**DIRECTION:** Omit every picture while repeating the entries exactly.

**EXERCISE DATA:**
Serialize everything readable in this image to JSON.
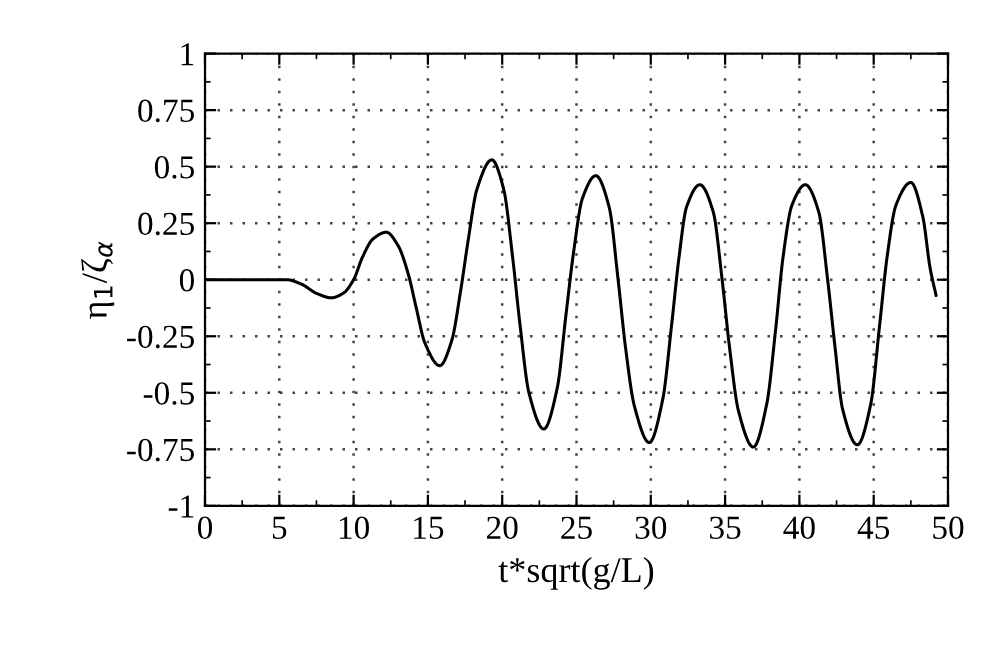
{
  "chart_data": {
    "type": "line",
    "xlabel": "t*sqrt(g/L)",
    "ylabel": "η$_{1}$/ζ$_{α}$",
    "xlim": [
      0,
      50
    ],
    "ylim": [
      -1,
      1
    ],
    "xticks": [
      0,
      5,
      10,
      15,
      20,
      25,
      30,
      35,
      40,
      45,
      50
    ],
    "yticks": [
      -1,
      -0.75,
      -0.5,
      -0.25,
      0,
      0.25,
      0.5,
      0.75,
      1
    ],
    "grid": true,
    "legend": false,
    "marker": "none",
    "line_style": "solid",
    "series": [
      {
        "color": "#000000",
        "x": [
          0,
          2,
          4,
          5.5,
          6.5,
          7.5,
          8.5,
          9.3,
          10,
          10.6,
          11.3,
          12.2,
          13,
          13.7,
          14.2,
          14.8,
          15.8,
          16.6,
          17.2,
          17.7,
          18.3,
          19.3,
          20.1,
          20.7,
          21.2,
          21.8,
          22.8,
          23.7,
          24.3,
          24.8,
          25.4,
          26.3,
          27.2,
          27.8,
          28.3,
          28.9,
          29.9,
          30.8,
          31.4,
          31.9,
          32.4,
          33.3,
          34.2,
          34.8,
          35.3,
          35.9,
          36.9,
          37.8,
          38.4,
          38.9,
          39.5,
          40.4,
          41.3,
          41.9,
          42.4,
          42.9,
          43.9,
          44.8,
          45.4,
          45.9,
          46.5,
          47.5,
          48.3,
          48.8,
          49.2
        ],
        "values": [
          0,
          0,
          0,
          0,
          -0.02,
          -0.06,
          -0.08,
          -0.06,
          0,
          0.1,
          0.18,
          0.21,
          0.15,
          0.02,
          -0.12,
          -0.28,
          -0.38,
          -0.27,
          -0.05,
          0.17,
          0.4,
          0.53,
          0.4,
          0.1,
          -0.2,
          -0.5,
          -0.66,
          -0.48,
          -0.15,
          0.12,
          0.36,
          0.46,
          0.32,
          0,
          -0.3,
          -0.56,
          -0.72,
          -0.53,
          -0.2,
          0.1,
          0.32,
          0.42,
          0.3,
          0,
          -0.3,
          -0.58,
          -0.74,
          -0.55,
          -0.22,
          0.1,
          0.33,
          0.42,
          0.3,
          0,
          -0.3,
          -0.57,
          -0.73,
          -0.55,
          -0.2,
          0.1,
          0.33,
          0.43,
          0.28,
          0.05,
          -0.07
        ]
      }
    ]
  }
}
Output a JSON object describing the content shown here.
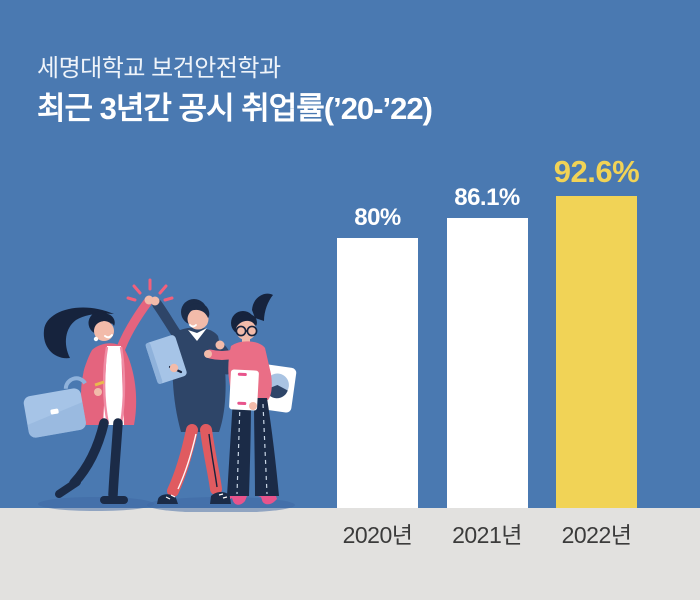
{
  "header": {
    "subtitle": "세명대학교 보건안전학과",
    "title": "최근 3년간 공시 취업률(’20-’22)"
  },
  "chart_data": {
    "type": "bar",
    "title": "최근 3년간 공시 취업률(’20-’22)",
    "subtitle": "세명대학교 보건안전학과",
    "categories": [
      "2020년",
      "2021년",
      "2022년"
    ],
    "values": [
      80,
      86.1,
      92.6
    ],
    "value_labels": [
      "80%",
      "86.1%",
      "92.6%"
    ],
    "highlight_index": 2,
    "ylim": [
      0,
      100
    ],
    "grid": false,
    "legend": false,
    "bar_colors": [
      "#FFFFFF",
      "#FFFFFF",
      "#F1D356"
    ],
    "value_label_colors": [
      "#FFFFFF",
      "#FFFFFF",
      "#F1D356"
    ],
    "category_label_color": "#3B3B3B"
  },
  "colors": {
    "background": "#4A79B1",
    "floor": "#E2E1DF",
    "accent_yellow": "#F1D356",
    "title_text": "#FFFFFF"
  }
}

**OUTPUT FOR THIS EXERCISE:**
Serialize everything readable in this image to JSON.
{
  "chart_data": {
    "type": "line",
    "xlabel": "t*sqrt(g/L)",
    "ylabel": "η$_{1}$/ζ$_{α}$",
    "xlim": [
      0,
      50
    ],
    "ylim": [
      -1,
      1
    ],
    "xticks": [
      0,
      5,
      10,
      15,
      20,
      25,
      30,
      35,
      40,
      45,
      50
    ],
    "yticks": [
      -1,
      -0.75,
      -0.5,
      -0.25,
      0,
      0.25,
      0.5,
      0.75,
      1
    ],
    "grid": true,
    "legend": false,
    "marker": "none",
    "line_style": "solid",
    "series": [
      {
        "color": "#000000",
        "x": [
          0,
          2,
          4,
          5.5,
          6.5,
          7.5,
          8.5,
          9.3,
          10,
          10.6,
          11.3,
          12.2,
          13,
          13.7,
          14.2,
          14.8,
          15.8,
          16.6,
          17.2,
          17.7,
          18.3,
          19.3,
          20.1,
          20.7,
          21.2,
          21.8,
          22.8,
          23.7,
          24.3,
          24.8,
          25.4,
          26.3,
          27.2,
          27.8,
          28.3,
          28.9,
          29.9,
          30.8,
          31.4,
          31.9,
          32.4,
          33.3,
          34.2,
          34.8,
          35.3,
          35.9,
          36.9,
          37.8,
          38.4,
          38.9,
          39.5,
          40.4,
          41.3,
          41.9,
          42.4,
          42.9,
          43.9,
          44.8,
          45.4,
          45.9,
          46.5,
          47.5,
          48.3,
          48.8,
          49.2
        ],
        "values": [
          0,
          0,
          0,
          0,
          -0.02,
          -0.06,
          -0.08,
          -0.06,
          0,
          0.1,
          0.18,
          0.21,
          0.15,
          0.02,
          -0.12,
          -0.28,
          -0.38,
          -0.27,
          -0.05,
          0.17,
          0.4,
          0.53,
          0.4,
          0.1,
          -0.2,
          -0.5,
          -0.66,
          -0.48,
          -0.15,
          0.12,
          0.36,
          0.46,
          0.32,
          0,
          -0.3,
          -0.56,
          -0.72,
          -0.53,
          -0.2,
          0.1,
          0.32,
          0.42,
          0.3,
          0,
          -0.3,
          -0.58,
          -0.74,
          -0.55,
          -0.22,
          0.1,
          0.33,
          0.42,
          0.3,
          0,
          -0.3,
          -0.57,
          -0.73,
          -0.55,
          -0.2,
          0.1,
          0.33,
          0.43,
          0.28,
          0.05,
          -0.07
        ]
      }
    ]
  }
}
Output a JSON object describing the content shown here.
{
  "header": {
    "subtitle": "세명대학교 보건안전학과",
    "title": "최근 3년간 공시 취업률(’20-’22)"
  },
  "chart_data": {
    "type": "bar",
    "title": "최근 3년간 공시 취업률(’20-’22)",
    "subtitle": "세명대학교 보건안전학과",
    "categories": [
      "2020년",
      "2021년",
      "2022년"
    ],
    "values": [
      80,
      86.1,
      92.6
    ],
    "value_labels": [
      "80%",
      "86.1%",
      "92.6%"
    ],
    "highlight_index": 2,
    "ylim": [
      0,
      100
    ],
    "grid": false,
    "legend": false,
    "bar_colors": [
      "#FFFFFF",
      "#FFFFFF",
      "#F1D356"
    ],
    "value_label_colors": [
      "#FFFFFF",
      "#FFFFFF",
      "#F1D356"
    ],
    "category_label_color": "#3B3B3B"
  },
  "colors": {
    "background": "#4A79B1",
    "floor": "#E2E1DF",
    "accent_yellow": "#F1D356",
    "title_text": "#FFFFFF"
  }
}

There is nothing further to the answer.